_Task to complete_
Take the entries below and reproduce them word for word.

Lines of data
# # # # # # #
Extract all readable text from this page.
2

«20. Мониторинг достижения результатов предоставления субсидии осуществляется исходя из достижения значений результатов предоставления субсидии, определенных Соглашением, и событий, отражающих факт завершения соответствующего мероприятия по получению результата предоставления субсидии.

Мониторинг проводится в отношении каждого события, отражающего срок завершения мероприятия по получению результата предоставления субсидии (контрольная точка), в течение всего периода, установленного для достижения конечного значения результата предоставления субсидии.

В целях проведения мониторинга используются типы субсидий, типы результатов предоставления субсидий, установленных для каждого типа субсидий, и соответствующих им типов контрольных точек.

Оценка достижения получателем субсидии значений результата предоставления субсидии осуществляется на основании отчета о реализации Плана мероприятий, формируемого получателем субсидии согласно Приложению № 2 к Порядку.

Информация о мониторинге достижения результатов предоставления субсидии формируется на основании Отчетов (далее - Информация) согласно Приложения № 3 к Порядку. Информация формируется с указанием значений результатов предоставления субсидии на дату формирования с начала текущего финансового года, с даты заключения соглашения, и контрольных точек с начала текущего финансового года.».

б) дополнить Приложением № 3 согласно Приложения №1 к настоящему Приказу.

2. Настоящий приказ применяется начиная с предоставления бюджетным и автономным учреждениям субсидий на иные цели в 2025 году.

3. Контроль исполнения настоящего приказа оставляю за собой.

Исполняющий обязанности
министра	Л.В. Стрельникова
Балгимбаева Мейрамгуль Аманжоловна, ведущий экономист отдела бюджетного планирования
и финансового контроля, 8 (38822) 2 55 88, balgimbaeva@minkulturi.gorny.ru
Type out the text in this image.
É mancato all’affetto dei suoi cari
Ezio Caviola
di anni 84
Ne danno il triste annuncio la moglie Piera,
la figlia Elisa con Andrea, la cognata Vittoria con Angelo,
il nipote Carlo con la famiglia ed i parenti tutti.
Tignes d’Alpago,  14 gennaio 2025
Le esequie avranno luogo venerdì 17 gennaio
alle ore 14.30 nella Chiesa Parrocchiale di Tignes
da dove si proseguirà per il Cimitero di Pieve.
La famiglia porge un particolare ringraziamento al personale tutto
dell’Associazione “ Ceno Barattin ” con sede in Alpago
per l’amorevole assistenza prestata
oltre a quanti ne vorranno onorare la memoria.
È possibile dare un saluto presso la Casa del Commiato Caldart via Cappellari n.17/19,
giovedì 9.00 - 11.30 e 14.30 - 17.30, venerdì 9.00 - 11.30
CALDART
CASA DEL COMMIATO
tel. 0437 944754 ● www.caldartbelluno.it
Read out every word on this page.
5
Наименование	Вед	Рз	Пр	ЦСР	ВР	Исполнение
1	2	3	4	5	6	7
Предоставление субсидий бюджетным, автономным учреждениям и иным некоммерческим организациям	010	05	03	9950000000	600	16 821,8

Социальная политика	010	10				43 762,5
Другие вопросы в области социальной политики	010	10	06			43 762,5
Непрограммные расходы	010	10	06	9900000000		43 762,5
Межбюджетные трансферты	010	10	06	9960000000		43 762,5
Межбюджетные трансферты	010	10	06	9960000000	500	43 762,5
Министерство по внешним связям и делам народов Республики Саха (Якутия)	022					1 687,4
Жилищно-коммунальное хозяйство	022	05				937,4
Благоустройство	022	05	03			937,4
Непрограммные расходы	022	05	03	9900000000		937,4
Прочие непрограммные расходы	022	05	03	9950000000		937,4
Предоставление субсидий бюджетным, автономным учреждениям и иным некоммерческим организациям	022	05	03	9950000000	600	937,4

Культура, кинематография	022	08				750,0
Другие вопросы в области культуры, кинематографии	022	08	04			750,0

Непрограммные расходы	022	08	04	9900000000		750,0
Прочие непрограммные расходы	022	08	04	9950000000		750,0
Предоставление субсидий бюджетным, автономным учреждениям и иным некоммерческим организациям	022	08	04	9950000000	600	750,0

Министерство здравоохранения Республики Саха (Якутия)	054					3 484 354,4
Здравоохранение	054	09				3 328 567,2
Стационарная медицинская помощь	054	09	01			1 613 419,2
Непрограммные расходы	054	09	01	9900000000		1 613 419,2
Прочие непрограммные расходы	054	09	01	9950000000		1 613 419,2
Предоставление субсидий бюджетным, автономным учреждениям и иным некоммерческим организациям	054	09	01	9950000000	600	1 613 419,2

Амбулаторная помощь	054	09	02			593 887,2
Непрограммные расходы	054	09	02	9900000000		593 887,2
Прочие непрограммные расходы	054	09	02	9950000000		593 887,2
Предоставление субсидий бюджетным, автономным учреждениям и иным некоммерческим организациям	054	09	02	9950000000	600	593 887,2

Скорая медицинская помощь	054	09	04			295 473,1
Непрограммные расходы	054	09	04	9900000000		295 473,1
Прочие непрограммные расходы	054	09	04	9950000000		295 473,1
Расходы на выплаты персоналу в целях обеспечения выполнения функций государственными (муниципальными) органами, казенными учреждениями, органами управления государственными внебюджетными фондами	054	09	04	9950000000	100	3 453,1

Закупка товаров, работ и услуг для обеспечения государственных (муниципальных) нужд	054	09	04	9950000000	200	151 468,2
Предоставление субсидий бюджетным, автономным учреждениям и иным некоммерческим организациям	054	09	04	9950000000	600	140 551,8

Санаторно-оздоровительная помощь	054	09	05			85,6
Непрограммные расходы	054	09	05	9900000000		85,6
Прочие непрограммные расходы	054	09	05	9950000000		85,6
# # # # # # #
_The result_
Extract all readable text from this page.
2

«20. Мониторинг достижения результатов предоставления субсидии осуществляется исходя из достижения значений результатов предоставления субсидии, определенных Соглашением, и событий, отражающих факт завершения соответствующего мероприятия по получению результата предоставления субсидии.

Мониторинг проводится в отношении каждого события, отражающего срок завершения мероприятия по получению результата предоставления субсидии (контрольная точка), в течение всего периода, установленного для достижения конечного значения результата предоставления субсидии.

В целях проведения мониторинга используются типы субсидий, типы результатов предоставления субсидий, установленных для каждого типа субсидий, и соответствующих им типов контрольных точек.

Оценка достижения получателем субсидии значений результата предоставления субсидии осуществляется на основании отчета о реализации Плана мероприятий, формируемого получателем субсидии согласно Приложению № 2 к Порядку.

Информация о мониторинге достижения результатов предоставления субсидии формируется на основании Отчетов (далее - Информация) согласно Приложения № 3 к Порядку. Информация формируется с указанием значений результатов предоставления субсидии на дату формирования с начала текущего финансового года, с даты заключения соглашения, и контрольных точек с начала текущего финансового года.».

б) дополнить Приложением № 3 согласно Приложения №1 к настоящему Приказу.

2. Настоящий приказ применяется начиная с предоставления бюджетным и автономным учреждениям субсидий на иные цели в 2025 году.

3. Контроль исполнения настоящего приказа оставляю за собой.

Исполняющий обязанности
министра	Л.В. Стрельникова
Балгимбаева Мейрамгуль Аманжоловна, ведущий экономист отдела бюджетного планирования
и финансового контроля, 8 (38822) 2 55 88, balgimbaeva@minkulturi.gorny.ru
Type out the text in this image.
É mancato all’affetto dei suoi cari
Ezio Caviola
di anni 84
Ne danno il triste annuncio la moglie Piera,
la figlia Elisa con Andrea, la cognata Vittoria con Angelo,
il nipote Carlo con la famiglia ed i parenti tutti.
Tignes d’Alpago,  14 gennaio 2025
Le esequie avranno luogo venerdì 17 gennaio
alle ore 14.30 nella Chiesa Parrocchiale di Tignes
da dove si proseguirà per il Cimitero di Pieve.
La famiglia porge un particolare ringraziamento al personale tutto
dell’Associazione “ Ceno Barattin ” con sede in Alpago
per l’amorevole assistenza prestata
oltre a quanti ne vorranno onorare la memoria.
È possibile dare un saluto presso la Casa del Commiato Caldart via Cappellari n.17/19,
giovedì 9.00 - 11.30 e 14.30 - 17.30, venerdì 9.00 - 11.30
CALDART
CASA DEL COMMIATO
tel. 0437 944754 ● www.caldartbelluno.it
Read out every word on this page.
5
Наименование	Вед	Рз	Пр	ЦСР	ВР	Исполнение
1	2	3	4	5	6	7
Предоставление субсидий бюджетным, автономным учреждениям и иным некоммерческим организациям	010	05	03	9950000000	600	16 821,8

Социальная политика	010	10				43 762,5
Другие вопросы в области социальной политики	010	10	06			43 762,5
Непрограммные расходы	010	10	06	9900000000		43 762,5
Межбюджетные трансферты	010	10	06	9960000000		43 762,5
Межбюджетные трансферты	010	10	06	9960000000	500	43 762,5
Министерство по внешним связям и делам народов Республики Саха (Якутия)	022					1 687,4
Жилищно-коммунальное хозяйство	022	05				937,4
Благоустройство	022	05	03			937,4
Непрограммные расходы	022	05	03	9900000000		937,4
Прочие непрограммные расходы	022	05	03	9950000000		937,4
Предоставление субсидий бюджетным, автономным учреждениям и иным некоммерческим организациям	022	05	03	9950000000	600	937,4

Культура, кинематография	022	08				750,0
Другие вопросы в области культуры, кинематографии	022	08	04			750,0

Непрограммные расходы	022	08	04	9900000000		750,0
Прочие непрограммные расходы	022	08	04	9950000000		750,0
Предоставление субсидий бюджетным, автономным учреждениям и иным некоммерческим организациям	022	08	04	9950000000	600	750,0

Министерство здравоохранения Республики Саха (Якутия)	054					3 484 354,4
Здравоохранение	054	09				3 328 567,2
Стационарная медицинская помощь	054	09	01			1 613 419,2
Непрограммные расходы	054	09	01	9900000000		1 613 419,2
Прочие непрограммные расходы	054	09	01	9950000000		1 613 419,2
Предоставление субсидий бюджетным, автономным учреждениям и иным некоммерческим организациям	054	09	01	9950000000	600	1 613 419,2

Амбулаторная помощь	054	09	02			593 887,2
Непрограммные расходы	054	09	02	9900000000		593 887,2
Прочие непрограммные расходы	054	09	02	9950000000		593 887,2
Предоставление субсидий бюджетным, автономным учреждениям и иным некоммерческим организациям	054	09	02	9950000000	600	593 887,2

Скорая медицинская помощь	054	09	04			295 473,1
Непрограммные расходы	054	09	04	9900000000		295 473,1
Прочие непрограммные расходы	054	09	04	9950000000		295 473,1
Расходы на выплаты персоналу в целях обеспечения выполнения функций государственными (муниципальными) органами, казенными учреждениями, органами управления государственными внебюджетными фондами	054	09	04	9950000000	100	3 453,1

Закупка товаров, работ и услуг для обеспечения государственных (муниципальных) нужд	054	09	04	9950000000	200	151 468,2
Предоставление субсидий бюджетным, автономным учреждениям и иным некоммерческим организациям	054	09	04	9950000000	600	140 551,8

Санаторно-оздоровительная помощь	054	09	05			85,6
Непрограммные расходы	054	09	05	9900000000		85,6
Прочие непрограммные расходы	054	09	05	9950000000		85,6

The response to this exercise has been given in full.